begin Data
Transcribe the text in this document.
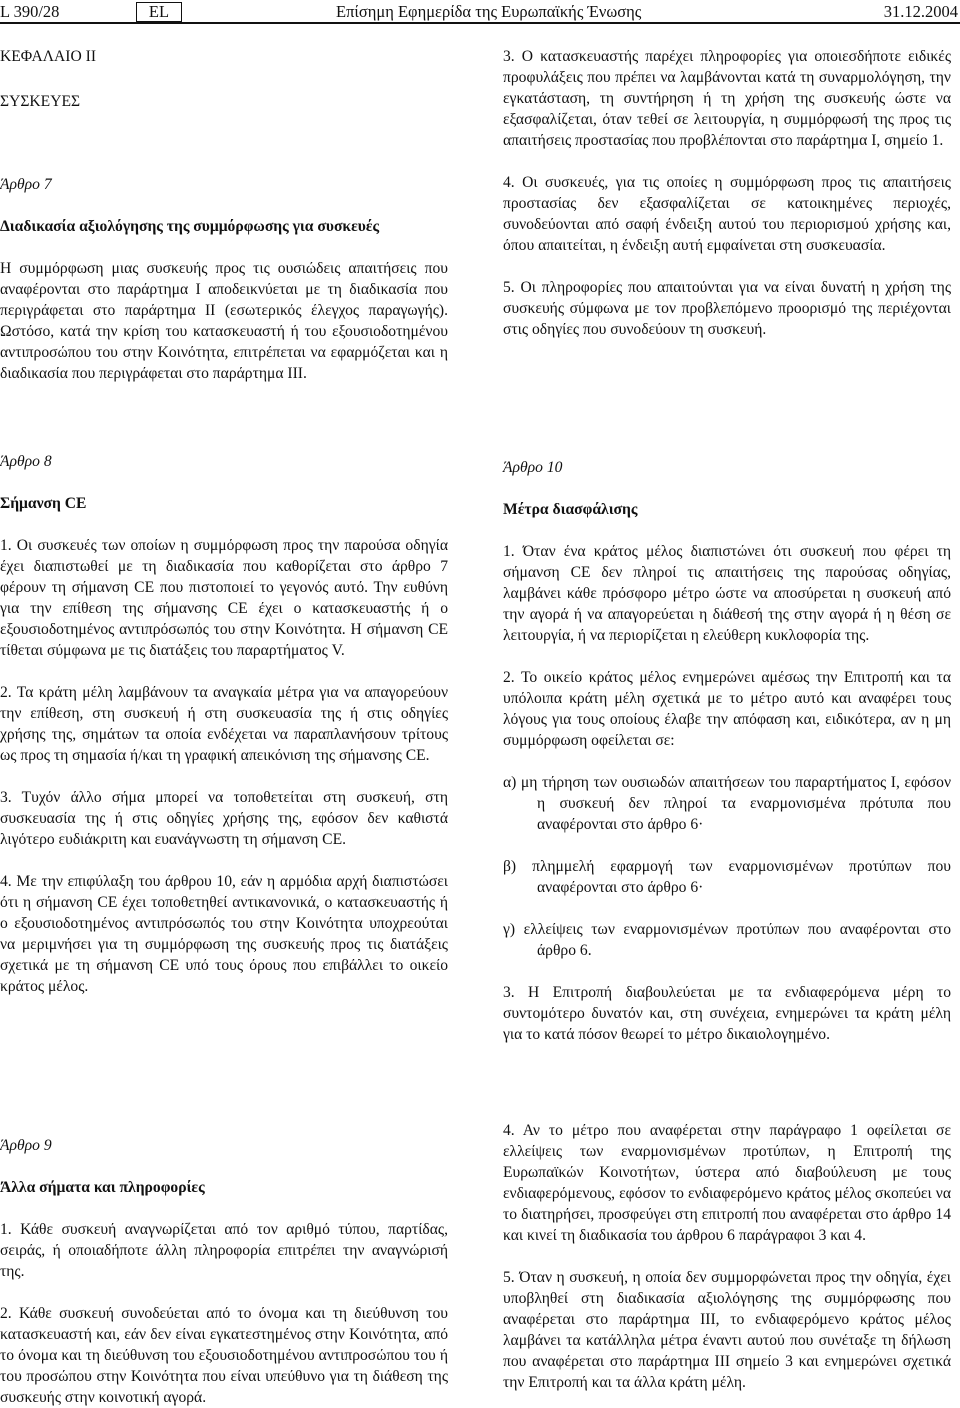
L 390/28	EL	Επίσημη Εφημερίδα της Ευρωπαϊκής Ένωσης	31.12.2004

ΚΕΦΑΛΑΙΟ II

ΣΥΣΚΕΥΕΣ

Άρθρο 7

Διαδικασία αξιολόγησης της συμμόρφωσης για συσκευές

Η συμμόρφωση μιας συσκευής προς τις ουσιώδεις απαιτήσεις που αναφέρονται στο παράρτημα I αποδεικνύεται με τη διαδικασία που περιγράφεται στο παράρτημα II (εσωτερικός έλεγχος παραγωγής). Ωστόσο, κατά την κρίση του κατασκευαστή ή του εξουσιοδοτημένου αντιπροσώπου του στην Κοινότητα, επιτρέπεται να εφαρμόζεται και η διαδικασία που περιγράφεται στο παράρτημα III.

Άρθρο 8

Σήμανση CE

1. Οι συσκευές των οποίων η συμμόρφωση προς την παρούσα οδηγία έχει διαπιστωθεί με τη διαδικασία που καθορίζεται στο άρθρο 7 φέρουν τη σήμανση CE που πιστοποιεί το γεγονός αυτό. Την ευθύνη για την επίθεση της σήμανσης CE έχει ο κατασκευαστής ή ο εξουσιοδοτημένος αντιπρόσωπός του στην Κοινότητα. Η σήμανση CE τίθεται σύμφωνα με τις διατάξεις του παραρτήματος V.

2. Τα κράτη μέλη λαμβάνουν τα αναγκαία μέτρα για να απαγορεύουν την επίθεση, στη συσκευή ή στη συσκευασία της ή στις οδηγίες χρήσης της, σημάτων τα οποία ενδέχεται να παραπλανήσουν τρίτους ως προς τη σημασία ή/και τη γραφική απεικόνιση της σήμανσης CE.

3. Τυχόν άλλο σήμα μπορεί να τοποθετείται στη συσκευή, στη συσκευασία της ή στις οδηγίες χρήσης της, εφόσον δεν καθιστά λιγότερο ευδιάκριτη και ευανάγνωστη τη σήμανση CE.

4. Με την επιφύλαξη του άρθρου 10, εάν η αρμόδια αρχή διαπιστώσει ότι η σήμανση CE έχει τοποθετηθεί αντικανονικά, ο κατασκευαστής ή ο εξουσιοδοτημένος αντιπρόσωπός του στην Κοινότητα υποχρεούται να μεριμνήσει για τη συμμόρφωση της συσκευής προς τις διατάξεις σχετικά με τη σήμανση CE υπό τους όρους που επιβάλλει το οικείο κράτος μέλος.

Άρθρο 9

Άλλα σήματα και πληροφορίες

1. Κάθε συσκευή αναγνωρίζεται από τον αριθμό τύπου, παρτίδας, σειράς, ή οποιαδήποτε άλλη πληροφορία επιτρέπει την αναγνώρισή της.

2. Κάθε συσκευή συνοδεύεται από το όνομα και τη διεύθυνση του κατασκευαστή και, εάν δεν είναι εγκατεστημένος στην Κοινότητα, από το όνομα και τη διεύθυνση του εξουσιοδοτημένου αντιπροσώπου του ή του προσώπου στην Κοινότητα που είναι υπεύθυνο για τη διάθεση της συσκευής στην κοινοτική αγορά.

3. Ο κατασκευαστής παρέχει πληροφορίες για οποιεσδήποτε ειδικές προφυλάξεις που πρέπει να λαμβάνονται κατά τη συναρμολόγηση, την εγκατάσταση, τη συντήρηση ή τη χρήση της συσκευής ώστε να εξασφαλίζεται, όταν τεθεί σε λειτουργία, η συμμόρφωσή της προς τις απαιτήσεις προστασίας που προβλέπονται στο παράρτημα I, σημείο 1.

4. Οι συσκευές, για τις οποίες η συμμόρφωση προς τις απαιτήσεις προστασίας δεν εξασφαλίζεται σε κατοικημένες περιοχές, συνοδεύονται από σαφή ένδειξη αυτού του περιορισμού χρήσης και, όπου απαιτείται, η ένδειξη αυτή εμφαίνεται στη συσκευασία.

5. Οι πληροφορίες που απαιτούνται για να είναι δυνατή η χρήση της συσκευής σύμφωνα με τον προβλεπόμενο προορισμό της περιέχονται στις οδηγίες που συνοδεύουν τη συσκευή.

Άρθρο 10

Μέτρα διασφάλισης

1. Όταν ένα κράτος μέλος διαπιστώνει ότι συσκευή που φέρει τη σήμανση CE δεν πληροί τις απαιτήσεις της παρούσας οδηγίας, λαμβάνει κάθε πρόσφορο μέτρο ώστε να αποσύρεται η συσκευή από την αγορά ή να απαγορεύεται η διάθεσή της στην αγορά ή η θέση σε λειτουργία, ή να περιορίζεται η ελεύθερη κυκλοφορία της.

2. Το οικείο κράτος μέλος ενημερώνει αμέσως την Επιτροπή και τα υπόλοιπα κράτη μέλη σχετικά με το μέτρο αυτό και αναφέρει τους λόγους για τους οποίους έλαβε την απόφαση και, ειδικότερα, αν η μη συμμόρφωση οφείλεται σε:

α) μη τήρηση των ουσιωδών απαιτήσεων του παραρτήματος I, εφόσον η συσκευή δεν πληροί τα εναρμονισμένα πρότυπα που αναφέρονται στο άρθρο 6·

β) πλημμελή εφαρμογή των εναρμονισμένων προτύπων που αναφέρονται στο άρθρο 6·

γ) ελλείψεις των εναρμονισμένων προτύπων που αναφέρονται στο άρθρο 6.

3. Η Επιτροπή διαβουλεύεται με τα ενδιαφερόμενα μέρη το συντομότερο δυνατόν και, στη συνέχεια, ενημερώνει τα κράτη μέλη για το κατά πόσον θεωρεί το μέτρο δικαιολογημένο.

4. Αν το μέτρο που αναφέρεται στην παράγραφο 1 οφείλεται σε ελλείψεις των εναρμονισμένων προτύπων, η Επιτροπή της Ευρωπαϊκών Κοινοτήτων, ύστερα από διαβούλευση με τους ενδιαφερόμενους, εφόσον το ενδιαφερόμενο κράτος μέλος σκοπεύει να το διατηρήσει, προσφεύγει στη επιτροπή που αναφέρεται στο άρθρο 14 και κινεί τη διαδικασία του άρθρου 6 παράγραφοι 3 και 4.

5. Όταν η συσκευή, η οποία δεν συμμορφώνεται προς την οδηγία, έχει υποβληθεί στη διαδικασία αξιολόγησης της συμμόρφωσης που αναφέρεται στο παράρτημα III, το ενδιαφερόμενο κράτος μέλος λαμβάνει τα κατάλληλα μέτρα έναντι αυτού που συνέταξε τη δήλωση που αναφέρεται στο παράρτημα III σημείο 3 και ενημερώνει σχετικά την Επιτροπή και τα άλλα κράτη μέλη.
end Data
__Your goal__: Lines that hold the word "ελλείψεις" are the ones to return, every one of them.

__Response to the exercise__:
γ) ελλείψεις των εναρμονισμένων προτύπων που αναφέρονται στο άρθρο 6.
4. Αν το μέτρο που αναφέρεται στην παράγραφο 1 οφείλεται σε ελλείψεις των εναρμονισμένων προτύπων, η Επιτροπή της Ευρωπαϊκών Κοινοτήτων, ύστερα από διαβούλευση με τους ενδιαφερόμενους, εφόσον το ενδιαφερόμενο κράτος μέλος σκοπεύει να το διατηρήσει, προσφεύγει στη επιτροπή που αναφέρεται στο άρθρο 14 και κινεί τη διαδικασία του άρθρου 6 παράγραφοι 3 και 4.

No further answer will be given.